◆ Problem statement ◆
Among the records below, find each line that includes the string "Nicht" and copy it.

Records that describe figures
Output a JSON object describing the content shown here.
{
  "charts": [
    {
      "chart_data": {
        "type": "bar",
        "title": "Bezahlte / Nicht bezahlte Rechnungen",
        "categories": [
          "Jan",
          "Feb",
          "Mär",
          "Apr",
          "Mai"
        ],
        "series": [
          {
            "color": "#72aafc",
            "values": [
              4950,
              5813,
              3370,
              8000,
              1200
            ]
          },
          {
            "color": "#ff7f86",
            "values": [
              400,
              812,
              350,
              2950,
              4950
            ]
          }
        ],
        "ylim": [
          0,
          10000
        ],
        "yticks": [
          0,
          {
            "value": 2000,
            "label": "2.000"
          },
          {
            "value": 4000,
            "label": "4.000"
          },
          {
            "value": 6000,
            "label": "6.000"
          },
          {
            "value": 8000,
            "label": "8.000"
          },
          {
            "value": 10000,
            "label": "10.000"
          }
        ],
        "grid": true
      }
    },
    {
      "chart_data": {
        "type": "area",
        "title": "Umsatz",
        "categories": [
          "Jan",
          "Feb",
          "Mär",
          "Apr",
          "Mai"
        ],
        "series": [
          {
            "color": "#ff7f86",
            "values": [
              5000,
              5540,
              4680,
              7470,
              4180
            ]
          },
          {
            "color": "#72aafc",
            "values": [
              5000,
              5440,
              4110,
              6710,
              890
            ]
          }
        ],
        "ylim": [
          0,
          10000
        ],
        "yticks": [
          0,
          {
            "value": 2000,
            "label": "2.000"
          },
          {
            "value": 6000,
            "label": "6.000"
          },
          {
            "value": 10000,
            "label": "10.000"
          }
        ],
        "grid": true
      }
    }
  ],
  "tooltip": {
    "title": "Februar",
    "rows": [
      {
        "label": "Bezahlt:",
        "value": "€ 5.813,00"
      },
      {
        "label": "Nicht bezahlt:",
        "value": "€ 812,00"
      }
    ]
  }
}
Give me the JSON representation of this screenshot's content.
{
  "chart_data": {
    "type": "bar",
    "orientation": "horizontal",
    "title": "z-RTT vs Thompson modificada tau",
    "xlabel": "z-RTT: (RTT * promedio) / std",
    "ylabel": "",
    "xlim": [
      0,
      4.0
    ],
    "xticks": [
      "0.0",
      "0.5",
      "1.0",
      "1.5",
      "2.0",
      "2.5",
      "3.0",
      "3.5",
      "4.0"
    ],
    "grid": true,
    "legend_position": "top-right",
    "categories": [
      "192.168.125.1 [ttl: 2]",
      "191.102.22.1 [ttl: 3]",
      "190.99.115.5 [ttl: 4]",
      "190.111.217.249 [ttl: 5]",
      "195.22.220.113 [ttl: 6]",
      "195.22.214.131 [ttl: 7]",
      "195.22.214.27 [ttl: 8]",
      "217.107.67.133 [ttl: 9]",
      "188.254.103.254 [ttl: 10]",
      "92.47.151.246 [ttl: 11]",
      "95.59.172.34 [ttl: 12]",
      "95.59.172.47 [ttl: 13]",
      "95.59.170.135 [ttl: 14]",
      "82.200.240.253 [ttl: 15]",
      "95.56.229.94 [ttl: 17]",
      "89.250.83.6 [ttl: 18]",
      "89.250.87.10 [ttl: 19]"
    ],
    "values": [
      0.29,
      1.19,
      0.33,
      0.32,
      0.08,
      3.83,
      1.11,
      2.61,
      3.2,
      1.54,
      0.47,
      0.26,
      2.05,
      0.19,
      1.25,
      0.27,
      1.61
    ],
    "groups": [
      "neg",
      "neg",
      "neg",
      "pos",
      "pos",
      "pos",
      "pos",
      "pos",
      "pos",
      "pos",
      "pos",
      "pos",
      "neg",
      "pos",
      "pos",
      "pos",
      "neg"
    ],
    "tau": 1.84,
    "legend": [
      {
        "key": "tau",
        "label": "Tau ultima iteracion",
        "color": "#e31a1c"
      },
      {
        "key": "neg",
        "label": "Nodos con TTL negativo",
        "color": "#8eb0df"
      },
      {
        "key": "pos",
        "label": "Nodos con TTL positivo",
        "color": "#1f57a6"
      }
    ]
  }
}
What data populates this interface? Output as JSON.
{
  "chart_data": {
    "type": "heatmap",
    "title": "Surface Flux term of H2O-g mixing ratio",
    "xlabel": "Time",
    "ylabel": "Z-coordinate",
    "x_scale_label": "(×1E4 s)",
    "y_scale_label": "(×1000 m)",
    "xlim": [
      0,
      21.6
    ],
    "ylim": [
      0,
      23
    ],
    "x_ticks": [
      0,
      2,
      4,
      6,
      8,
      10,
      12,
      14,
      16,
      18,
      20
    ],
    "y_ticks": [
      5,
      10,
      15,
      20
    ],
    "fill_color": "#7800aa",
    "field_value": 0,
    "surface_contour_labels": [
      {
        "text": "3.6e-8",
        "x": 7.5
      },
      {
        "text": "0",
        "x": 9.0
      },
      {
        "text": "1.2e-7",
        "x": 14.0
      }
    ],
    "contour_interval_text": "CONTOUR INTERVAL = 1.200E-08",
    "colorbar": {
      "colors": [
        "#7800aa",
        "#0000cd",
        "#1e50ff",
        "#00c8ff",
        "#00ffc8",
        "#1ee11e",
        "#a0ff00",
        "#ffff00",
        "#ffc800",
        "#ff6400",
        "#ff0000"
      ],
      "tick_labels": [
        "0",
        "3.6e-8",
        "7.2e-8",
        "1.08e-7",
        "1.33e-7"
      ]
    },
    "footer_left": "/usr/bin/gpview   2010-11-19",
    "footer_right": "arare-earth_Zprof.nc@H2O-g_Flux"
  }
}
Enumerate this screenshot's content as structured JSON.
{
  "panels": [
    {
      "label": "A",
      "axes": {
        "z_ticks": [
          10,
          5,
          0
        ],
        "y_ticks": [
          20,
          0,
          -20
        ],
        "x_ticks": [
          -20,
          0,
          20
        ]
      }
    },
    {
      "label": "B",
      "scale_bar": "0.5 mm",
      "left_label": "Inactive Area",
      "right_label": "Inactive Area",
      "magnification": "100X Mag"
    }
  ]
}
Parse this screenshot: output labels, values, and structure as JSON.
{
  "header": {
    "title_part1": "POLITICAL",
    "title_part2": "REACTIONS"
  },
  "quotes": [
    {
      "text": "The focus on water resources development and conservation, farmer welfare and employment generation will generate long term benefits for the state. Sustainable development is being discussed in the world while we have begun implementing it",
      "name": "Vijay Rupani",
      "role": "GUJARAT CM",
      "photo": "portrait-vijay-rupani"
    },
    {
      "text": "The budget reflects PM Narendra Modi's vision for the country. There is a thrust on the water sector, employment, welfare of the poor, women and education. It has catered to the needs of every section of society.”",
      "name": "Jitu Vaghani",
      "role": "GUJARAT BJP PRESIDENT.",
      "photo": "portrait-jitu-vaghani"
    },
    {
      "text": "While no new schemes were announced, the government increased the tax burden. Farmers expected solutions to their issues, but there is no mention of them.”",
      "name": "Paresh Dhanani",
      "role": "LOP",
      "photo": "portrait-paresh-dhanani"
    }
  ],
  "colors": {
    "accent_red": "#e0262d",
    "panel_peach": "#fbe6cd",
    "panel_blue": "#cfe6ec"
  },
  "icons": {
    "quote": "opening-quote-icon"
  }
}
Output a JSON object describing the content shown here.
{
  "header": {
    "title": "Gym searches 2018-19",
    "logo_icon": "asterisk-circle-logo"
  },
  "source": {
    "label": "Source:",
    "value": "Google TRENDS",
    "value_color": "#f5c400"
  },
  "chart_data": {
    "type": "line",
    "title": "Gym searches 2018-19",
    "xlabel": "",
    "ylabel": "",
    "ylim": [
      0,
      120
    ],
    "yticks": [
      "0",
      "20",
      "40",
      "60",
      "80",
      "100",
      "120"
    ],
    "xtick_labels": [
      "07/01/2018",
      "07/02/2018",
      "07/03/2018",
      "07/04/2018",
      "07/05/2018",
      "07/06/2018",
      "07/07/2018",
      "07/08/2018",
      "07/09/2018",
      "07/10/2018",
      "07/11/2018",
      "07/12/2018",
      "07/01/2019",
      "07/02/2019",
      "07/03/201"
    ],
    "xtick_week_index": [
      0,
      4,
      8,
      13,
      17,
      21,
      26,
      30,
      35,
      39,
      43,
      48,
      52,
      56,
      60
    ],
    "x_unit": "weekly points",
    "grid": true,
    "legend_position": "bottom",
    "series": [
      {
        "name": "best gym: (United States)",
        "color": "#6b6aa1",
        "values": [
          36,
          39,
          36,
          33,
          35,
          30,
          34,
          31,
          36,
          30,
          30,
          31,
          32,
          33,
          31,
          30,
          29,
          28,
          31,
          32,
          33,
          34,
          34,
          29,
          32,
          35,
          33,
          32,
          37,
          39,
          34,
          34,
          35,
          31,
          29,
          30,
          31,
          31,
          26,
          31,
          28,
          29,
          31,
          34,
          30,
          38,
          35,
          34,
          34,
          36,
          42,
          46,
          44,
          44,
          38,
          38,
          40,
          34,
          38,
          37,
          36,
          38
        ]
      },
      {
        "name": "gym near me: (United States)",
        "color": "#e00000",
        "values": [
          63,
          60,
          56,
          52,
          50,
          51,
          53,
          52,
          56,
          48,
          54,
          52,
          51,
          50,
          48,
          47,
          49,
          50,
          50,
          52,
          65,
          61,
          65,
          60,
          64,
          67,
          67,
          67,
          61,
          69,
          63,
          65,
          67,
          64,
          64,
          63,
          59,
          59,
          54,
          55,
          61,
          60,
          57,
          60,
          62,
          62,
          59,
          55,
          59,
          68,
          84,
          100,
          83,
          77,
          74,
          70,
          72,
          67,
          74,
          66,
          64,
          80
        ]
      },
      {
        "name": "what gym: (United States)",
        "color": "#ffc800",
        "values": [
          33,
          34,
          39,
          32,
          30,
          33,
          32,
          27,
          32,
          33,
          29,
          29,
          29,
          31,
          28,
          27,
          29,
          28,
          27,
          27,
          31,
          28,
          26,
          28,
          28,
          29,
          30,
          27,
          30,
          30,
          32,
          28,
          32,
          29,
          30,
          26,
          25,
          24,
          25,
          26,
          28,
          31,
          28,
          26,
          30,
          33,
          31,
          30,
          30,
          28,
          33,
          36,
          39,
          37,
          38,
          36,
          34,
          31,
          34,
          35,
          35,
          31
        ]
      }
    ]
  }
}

◆ Task answer ◆
        "title": "Bezahlte / Nicht bezahlte Rechnungen",
        "label": "Nicht bezahlt:",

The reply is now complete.